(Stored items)
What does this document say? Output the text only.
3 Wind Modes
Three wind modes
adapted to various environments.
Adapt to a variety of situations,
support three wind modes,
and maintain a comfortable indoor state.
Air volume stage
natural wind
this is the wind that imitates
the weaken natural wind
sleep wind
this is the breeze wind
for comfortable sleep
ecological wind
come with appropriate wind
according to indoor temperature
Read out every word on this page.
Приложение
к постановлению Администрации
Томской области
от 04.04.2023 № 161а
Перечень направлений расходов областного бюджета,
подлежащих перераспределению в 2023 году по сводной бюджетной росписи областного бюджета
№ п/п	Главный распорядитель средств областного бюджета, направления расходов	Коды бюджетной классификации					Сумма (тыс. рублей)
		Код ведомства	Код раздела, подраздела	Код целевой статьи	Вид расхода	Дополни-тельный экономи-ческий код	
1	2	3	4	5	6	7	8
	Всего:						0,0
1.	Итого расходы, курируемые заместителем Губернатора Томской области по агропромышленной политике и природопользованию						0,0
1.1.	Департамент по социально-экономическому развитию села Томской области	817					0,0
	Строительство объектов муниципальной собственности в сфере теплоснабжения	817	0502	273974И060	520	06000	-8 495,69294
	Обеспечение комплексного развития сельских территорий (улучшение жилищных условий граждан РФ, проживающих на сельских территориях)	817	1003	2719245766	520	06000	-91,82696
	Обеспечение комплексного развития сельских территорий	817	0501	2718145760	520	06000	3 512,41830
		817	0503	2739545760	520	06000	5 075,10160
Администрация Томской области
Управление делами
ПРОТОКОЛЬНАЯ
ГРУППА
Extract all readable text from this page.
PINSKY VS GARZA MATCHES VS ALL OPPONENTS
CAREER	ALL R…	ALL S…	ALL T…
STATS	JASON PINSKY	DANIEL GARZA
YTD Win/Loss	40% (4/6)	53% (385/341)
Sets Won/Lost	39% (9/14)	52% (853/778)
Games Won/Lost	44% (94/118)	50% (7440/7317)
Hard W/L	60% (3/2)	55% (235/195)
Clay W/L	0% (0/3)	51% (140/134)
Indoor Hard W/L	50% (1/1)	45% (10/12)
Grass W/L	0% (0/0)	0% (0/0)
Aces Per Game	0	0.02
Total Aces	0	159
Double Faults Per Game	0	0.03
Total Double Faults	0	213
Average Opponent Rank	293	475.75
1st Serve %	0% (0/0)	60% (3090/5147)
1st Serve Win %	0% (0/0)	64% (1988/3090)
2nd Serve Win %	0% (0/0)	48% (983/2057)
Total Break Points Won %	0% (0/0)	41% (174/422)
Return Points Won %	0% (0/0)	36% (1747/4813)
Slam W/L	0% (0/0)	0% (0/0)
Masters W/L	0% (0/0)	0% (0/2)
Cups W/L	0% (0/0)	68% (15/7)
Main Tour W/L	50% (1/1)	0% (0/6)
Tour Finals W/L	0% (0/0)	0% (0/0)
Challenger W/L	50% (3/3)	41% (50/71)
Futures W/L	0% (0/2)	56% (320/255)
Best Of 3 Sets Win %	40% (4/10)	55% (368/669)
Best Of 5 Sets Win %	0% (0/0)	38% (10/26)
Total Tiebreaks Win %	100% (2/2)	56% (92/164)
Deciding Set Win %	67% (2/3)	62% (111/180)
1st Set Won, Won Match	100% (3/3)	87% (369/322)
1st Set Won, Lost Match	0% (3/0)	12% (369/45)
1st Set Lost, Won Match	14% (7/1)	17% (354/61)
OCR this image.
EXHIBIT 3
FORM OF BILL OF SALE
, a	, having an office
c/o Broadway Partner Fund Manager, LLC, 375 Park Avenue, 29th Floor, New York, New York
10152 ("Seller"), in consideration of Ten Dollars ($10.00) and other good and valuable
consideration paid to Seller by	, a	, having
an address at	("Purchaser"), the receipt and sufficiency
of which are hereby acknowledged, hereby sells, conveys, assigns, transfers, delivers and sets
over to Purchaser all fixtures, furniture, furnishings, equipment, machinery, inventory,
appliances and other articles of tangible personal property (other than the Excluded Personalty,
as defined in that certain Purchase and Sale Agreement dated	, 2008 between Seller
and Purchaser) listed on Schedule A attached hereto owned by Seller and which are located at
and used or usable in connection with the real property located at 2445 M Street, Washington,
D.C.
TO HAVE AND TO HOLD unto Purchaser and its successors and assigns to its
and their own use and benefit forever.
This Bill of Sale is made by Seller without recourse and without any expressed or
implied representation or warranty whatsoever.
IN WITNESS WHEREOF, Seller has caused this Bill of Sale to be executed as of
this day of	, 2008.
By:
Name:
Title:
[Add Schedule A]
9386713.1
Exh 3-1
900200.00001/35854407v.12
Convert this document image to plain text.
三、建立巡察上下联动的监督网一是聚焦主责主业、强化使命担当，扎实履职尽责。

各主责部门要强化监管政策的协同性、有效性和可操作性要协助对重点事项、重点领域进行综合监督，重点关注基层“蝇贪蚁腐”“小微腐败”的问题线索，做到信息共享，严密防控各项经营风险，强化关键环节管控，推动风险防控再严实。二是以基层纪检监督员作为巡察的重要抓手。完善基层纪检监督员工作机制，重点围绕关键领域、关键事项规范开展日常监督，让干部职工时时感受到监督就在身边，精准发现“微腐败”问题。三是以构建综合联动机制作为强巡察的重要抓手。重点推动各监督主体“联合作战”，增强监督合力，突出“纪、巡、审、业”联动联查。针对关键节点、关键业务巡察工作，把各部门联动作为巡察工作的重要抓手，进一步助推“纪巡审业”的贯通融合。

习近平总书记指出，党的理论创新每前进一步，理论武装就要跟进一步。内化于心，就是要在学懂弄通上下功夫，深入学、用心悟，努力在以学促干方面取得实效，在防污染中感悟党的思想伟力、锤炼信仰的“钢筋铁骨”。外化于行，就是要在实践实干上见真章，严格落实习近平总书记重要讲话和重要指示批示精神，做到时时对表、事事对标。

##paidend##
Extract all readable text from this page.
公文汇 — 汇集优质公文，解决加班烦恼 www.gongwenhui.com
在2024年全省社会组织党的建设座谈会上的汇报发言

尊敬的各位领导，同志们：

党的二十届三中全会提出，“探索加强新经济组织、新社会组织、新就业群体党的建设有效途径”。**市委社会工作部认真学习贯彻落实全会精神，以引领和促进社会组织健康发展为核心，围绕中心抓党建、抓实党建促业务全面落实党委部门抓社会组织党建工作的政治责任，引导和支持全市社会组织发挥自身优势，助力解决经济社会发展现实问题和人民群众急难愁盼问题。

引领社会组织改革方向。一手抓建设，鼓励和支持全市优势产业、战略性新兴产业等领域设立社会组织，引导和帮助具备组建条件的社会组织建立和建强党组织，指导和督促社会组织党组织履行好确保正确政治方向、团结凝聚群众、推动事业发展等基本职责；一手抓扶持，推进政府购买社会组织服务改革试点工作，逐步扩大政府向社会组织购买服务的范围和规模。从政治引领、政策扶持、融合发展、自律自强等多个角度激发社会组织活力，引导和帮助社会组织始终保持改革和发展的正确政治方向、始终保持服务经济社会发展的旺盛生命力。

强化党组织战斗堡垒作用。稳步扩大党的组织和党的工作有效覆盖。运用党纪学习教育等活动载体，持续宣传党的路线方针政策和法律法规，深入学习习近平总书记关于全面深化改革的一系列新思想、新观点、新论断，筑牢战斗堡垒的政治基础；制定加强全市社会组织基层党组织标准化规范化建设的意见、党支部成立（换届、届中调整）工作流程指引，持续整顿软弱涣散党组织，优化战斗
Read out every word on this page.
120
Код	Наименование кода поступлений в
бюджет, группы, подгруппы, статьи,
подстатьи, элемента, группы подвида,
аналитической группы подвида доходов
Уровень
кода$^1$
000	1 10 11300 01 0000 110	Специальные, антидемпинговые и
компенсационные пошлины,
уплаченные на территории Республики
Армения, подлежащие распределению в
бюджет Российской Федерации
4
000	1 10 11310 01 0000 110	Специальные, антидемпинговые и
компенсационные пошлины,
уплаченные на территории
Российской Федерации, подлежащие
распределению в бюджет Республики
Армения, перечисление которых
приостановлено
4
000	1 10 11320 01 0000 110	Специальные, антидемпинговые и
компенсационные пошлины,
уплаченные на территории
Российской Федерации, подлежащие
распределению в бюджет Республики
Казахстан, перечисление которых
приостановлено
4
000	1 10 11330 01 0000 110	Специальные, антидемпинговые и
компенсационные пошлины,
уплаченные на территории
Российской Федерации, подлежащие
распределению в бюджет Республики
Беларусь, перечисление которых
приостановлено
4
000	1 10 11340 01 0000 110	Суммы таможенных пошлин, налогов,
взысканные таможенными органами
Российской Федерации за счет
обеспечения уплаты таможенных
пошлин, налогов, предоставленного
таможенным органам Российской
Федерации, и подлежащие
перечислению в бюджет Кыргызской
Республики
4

• _Set problem_:
Pick out all lines containing the string "property".

• _Solution to the problem_:
appliances and other articles of tangible personal property (other than the Excluded Personalty,
and used or usable in connection with the real property located at 2445 M Street, Washington,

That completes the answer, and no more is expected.